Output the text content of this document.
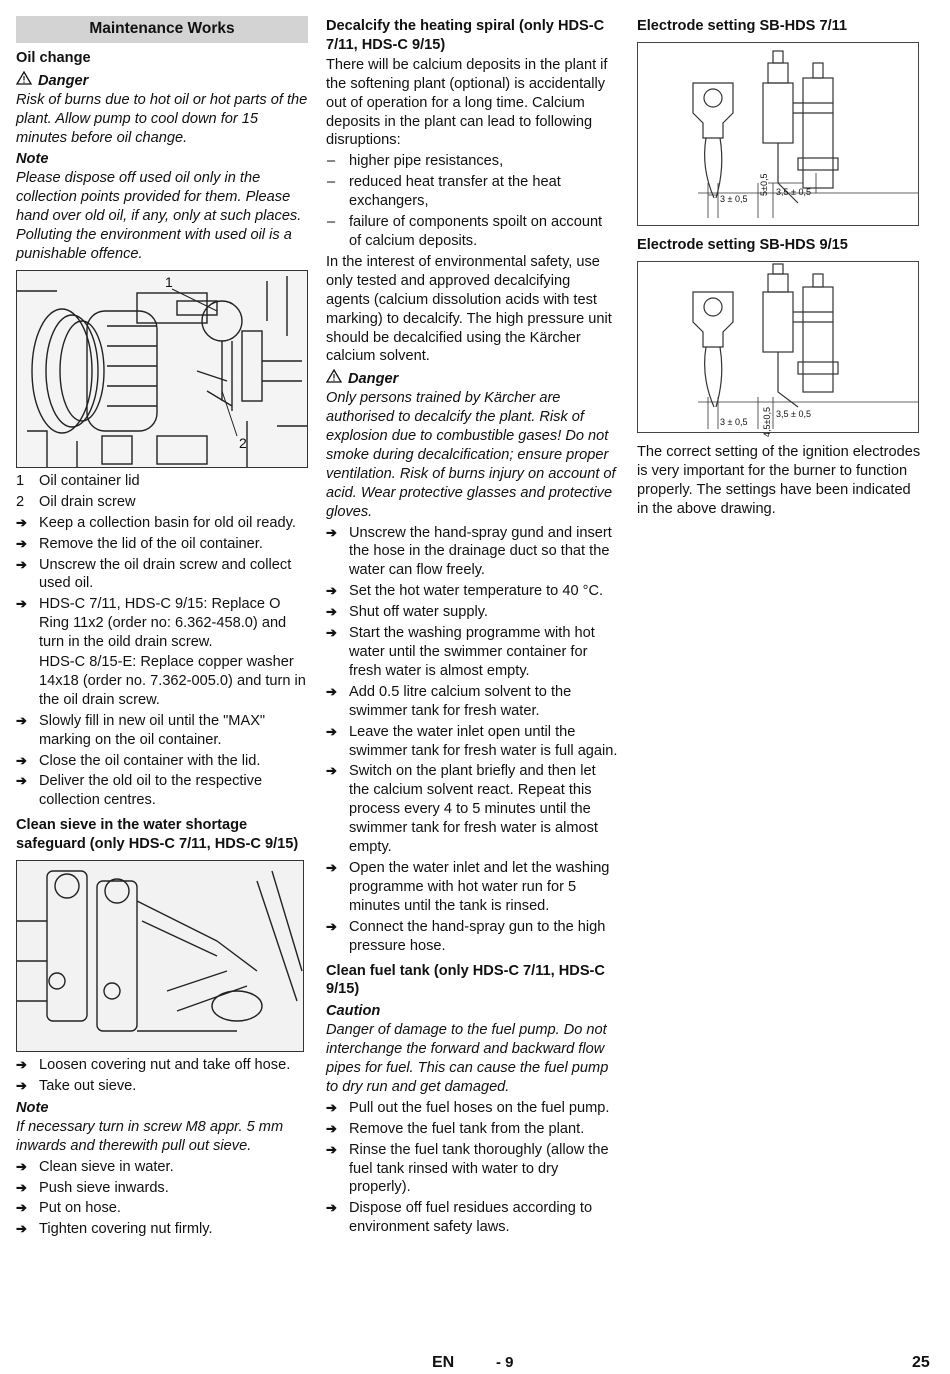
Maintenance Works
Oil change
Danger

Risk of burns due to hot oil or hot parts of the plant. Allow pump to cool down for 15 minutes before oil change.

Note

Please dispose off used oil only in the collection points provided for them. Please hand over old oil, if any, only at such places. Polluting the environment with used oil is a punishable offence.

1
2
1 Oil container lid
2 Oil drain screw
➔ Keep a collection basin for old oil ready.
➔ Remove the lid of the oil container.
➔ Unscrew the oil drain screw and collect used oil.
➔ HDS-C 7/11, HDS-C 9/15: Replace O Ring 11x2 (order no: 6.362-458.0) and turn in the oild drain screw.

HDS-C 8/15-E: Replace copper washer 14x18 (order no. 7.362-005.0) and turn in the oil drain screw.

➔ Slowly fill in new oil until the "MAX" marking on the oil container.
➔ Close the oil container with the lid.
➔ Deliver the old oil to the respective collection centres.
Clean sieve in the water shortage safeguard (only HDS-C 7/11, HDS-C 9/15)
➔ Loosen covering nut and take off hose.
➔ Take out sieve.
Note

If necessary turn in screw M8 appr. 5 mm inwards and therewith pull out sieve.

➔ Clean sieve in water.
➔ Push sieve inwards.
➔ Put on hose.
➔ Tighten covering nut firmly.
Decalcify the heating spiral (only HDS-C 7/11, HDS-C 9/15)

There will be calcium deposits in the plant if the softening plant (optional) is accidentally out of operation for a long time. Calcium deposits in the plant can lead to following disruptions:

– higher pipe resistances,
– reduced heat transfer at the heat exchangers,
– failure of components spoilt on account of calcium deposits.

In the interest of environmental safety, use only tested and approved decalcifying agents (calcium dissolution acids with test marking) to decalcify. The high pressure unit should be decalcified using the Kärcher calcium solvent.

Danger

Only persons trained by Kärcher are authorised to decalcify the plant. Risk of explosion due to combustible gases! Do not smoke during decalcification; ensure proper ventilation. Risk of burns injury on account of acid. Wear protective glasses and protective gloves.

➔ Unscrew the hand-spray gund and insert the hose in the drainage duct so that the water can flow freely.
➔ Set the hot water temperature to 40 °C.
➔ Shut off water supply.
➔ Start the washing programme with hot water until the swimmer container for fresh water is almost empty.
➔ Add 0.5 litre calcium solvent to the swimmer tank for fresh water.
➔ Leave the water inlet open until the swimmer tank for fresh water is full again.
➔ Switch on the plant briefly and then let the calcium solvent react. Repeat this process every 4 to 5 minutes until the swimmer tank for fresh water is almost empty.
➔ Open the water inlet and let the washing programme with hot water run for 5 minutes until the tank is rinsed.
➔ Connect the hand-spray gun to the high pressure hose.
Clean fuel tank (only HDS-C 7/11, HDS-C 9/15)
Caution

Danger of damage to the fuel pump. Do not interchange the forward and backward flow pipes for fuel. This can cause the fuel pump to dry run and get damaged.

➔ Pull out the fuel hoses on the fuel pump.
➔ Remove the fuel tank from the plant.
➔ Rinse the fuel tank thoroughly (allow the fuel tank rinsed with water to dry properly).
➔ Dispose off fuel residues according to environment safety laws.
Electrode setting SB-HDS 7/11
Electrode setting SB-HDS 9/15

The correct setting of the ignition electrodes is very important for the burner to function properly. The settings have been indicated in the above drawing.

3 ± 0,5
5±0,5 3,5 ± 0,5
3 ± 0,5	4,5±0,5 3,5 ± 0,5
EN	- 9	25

---

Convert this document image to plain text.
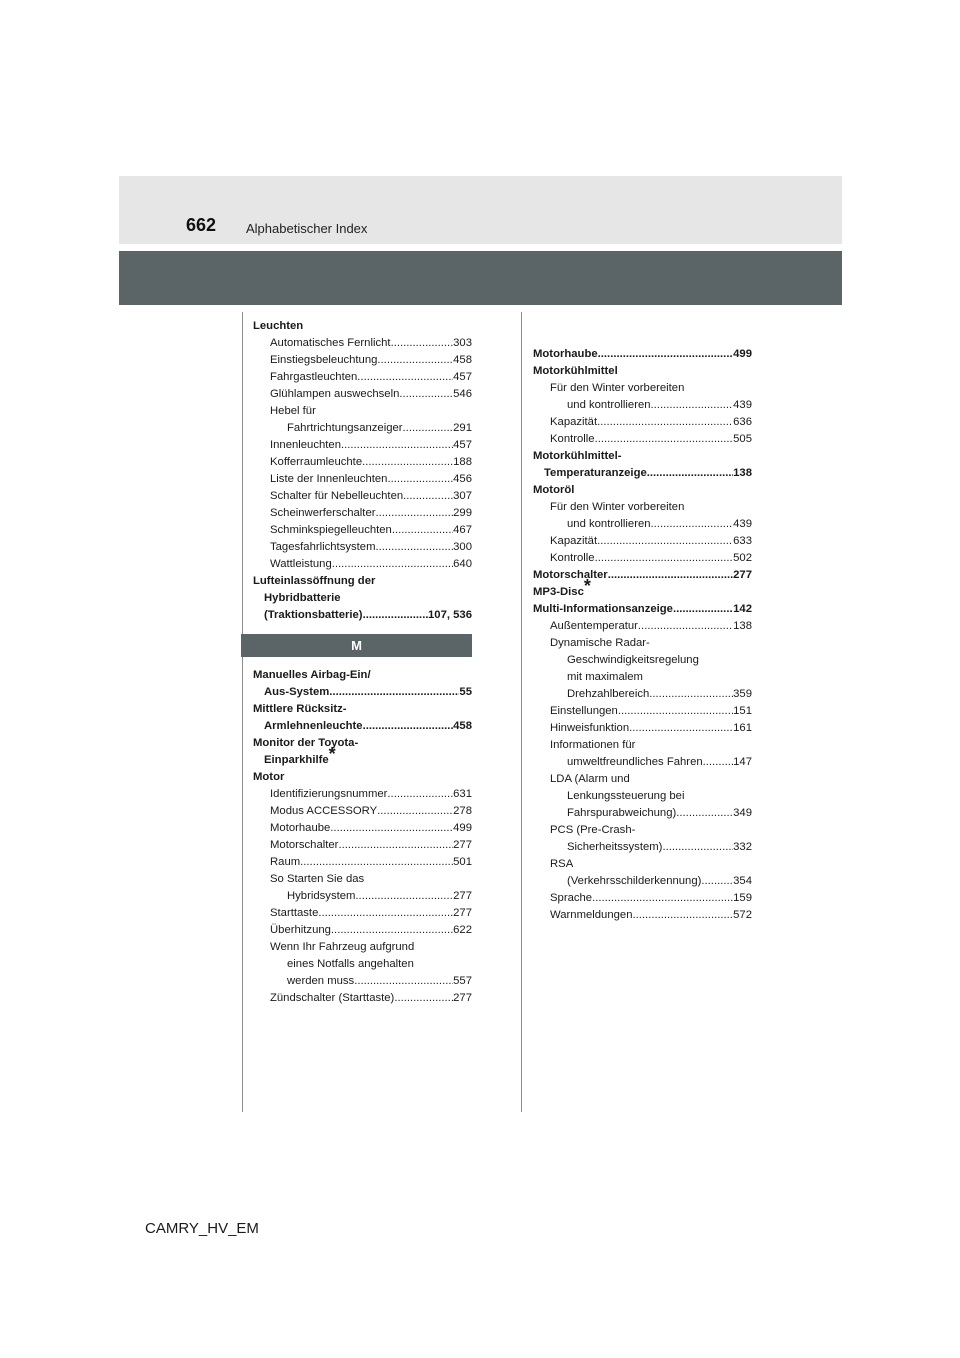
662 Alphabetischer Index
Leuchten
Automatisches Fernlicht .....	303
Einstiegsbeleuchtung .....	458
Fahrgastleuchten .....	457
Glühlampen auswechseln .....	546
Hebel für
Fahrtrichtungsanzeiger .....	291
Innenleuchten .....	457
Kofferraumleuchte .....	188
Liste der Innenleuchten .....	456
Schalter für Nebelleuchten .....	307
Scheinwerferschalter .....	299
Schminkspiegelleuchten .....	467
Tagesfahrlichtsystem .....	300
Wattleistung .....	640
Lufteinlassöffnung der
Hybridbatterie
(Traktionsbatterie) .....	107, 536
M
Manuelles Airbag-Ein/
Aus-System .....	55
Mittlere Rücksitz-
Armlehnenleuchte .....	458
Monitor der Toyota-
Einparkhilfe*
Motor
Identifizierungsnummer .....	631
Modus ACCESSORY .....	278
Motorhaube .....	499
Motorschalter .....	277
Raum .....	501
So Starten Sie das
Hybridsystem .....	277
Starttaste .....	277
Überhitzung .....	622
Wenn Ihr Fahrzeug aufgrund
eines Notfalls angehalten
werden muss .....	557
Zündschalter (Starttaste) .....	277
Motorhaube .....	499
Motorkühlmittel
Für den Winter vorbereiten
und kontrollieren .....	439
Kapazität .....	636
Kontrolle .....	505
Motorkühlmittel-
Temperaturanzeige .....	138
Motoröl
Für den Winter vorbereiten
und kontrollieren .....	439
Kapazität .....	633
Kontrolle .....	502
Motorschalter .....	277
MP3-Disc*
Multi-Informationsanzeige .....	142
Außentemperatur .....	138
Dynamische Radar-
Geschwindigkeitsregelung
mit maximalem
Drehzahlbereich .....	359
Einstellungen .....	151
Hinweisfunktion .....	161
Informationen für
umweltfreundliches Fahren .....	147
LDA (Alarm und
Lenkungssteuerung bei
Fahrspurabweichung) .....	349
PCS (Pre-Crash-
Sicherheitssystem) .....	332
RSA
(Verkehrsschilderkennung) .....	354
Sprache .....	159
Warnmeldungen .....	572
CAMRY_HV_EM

--

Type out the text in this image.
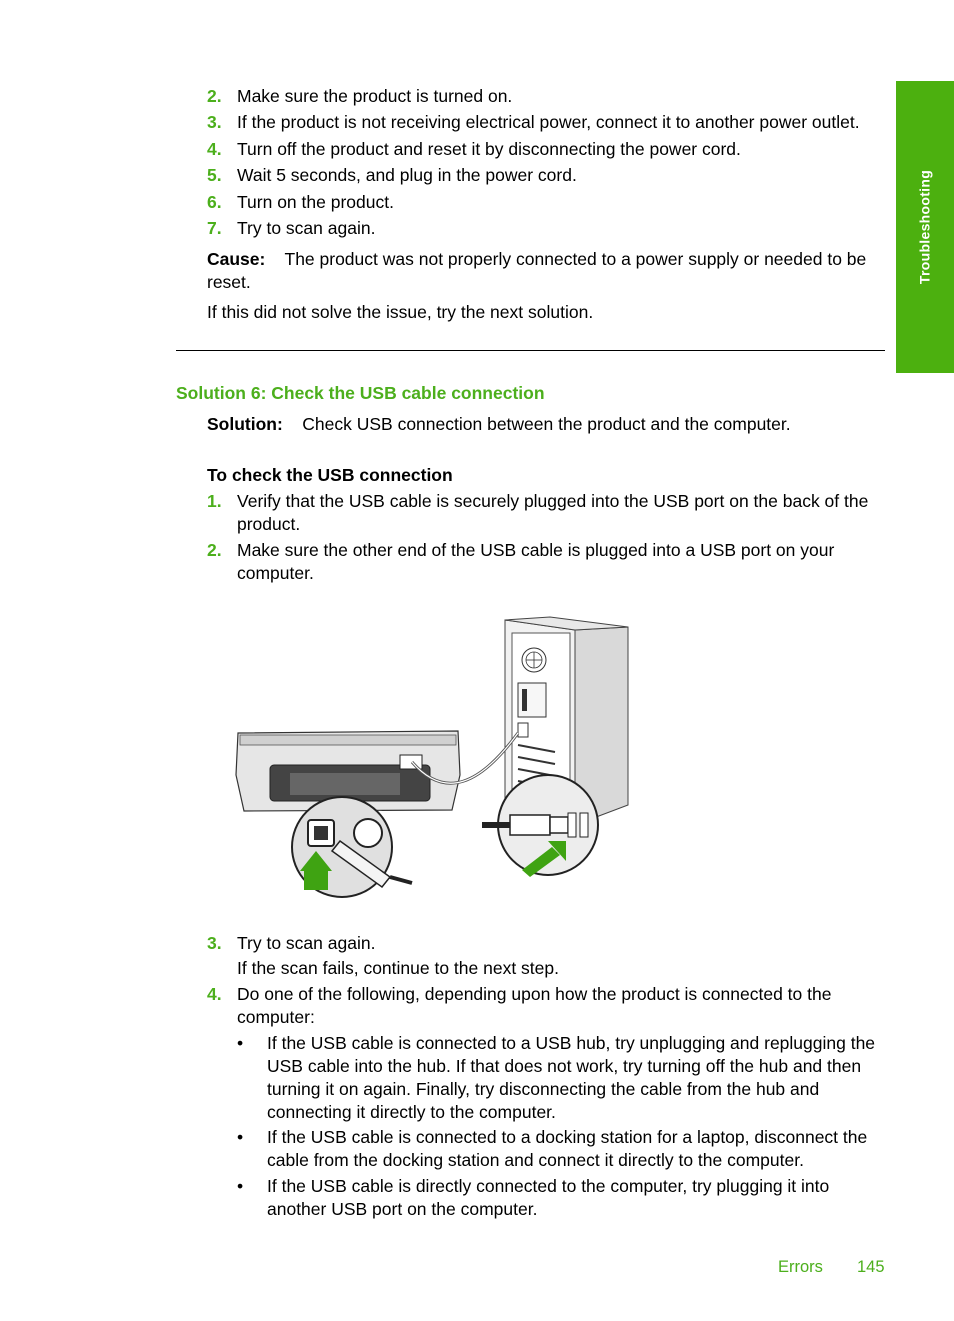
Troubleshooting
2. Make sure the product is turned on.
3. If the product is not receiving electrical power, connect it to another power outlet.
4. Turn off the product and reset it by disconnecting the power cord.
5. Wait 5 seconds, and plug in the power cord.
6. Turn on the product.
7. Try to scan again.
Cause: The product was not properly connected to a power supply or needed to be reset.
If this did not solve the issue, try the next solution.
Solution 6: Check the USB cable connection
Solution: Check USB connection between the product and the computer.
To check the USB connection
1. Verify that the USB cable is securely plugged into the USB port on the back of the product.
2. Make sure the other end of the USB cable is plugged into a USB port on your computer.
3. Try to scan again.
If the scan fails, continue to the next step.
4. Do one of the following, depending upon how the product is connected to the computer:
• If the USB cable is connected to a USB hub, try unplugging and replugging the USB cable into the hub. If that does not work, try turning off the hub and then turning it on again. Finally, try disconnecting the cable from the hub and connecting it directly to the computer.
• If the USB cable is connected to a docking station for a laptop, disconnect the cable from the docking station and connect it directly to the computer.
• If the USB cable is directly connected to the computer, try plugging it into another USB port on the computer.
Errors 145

▸ **Short problem**
From the records above, copy every line that holds the word "scan".

▸ **Exercise solution**
7. Try to scan again.
3. Try to scan again.
If the scan fails, continue to the next step.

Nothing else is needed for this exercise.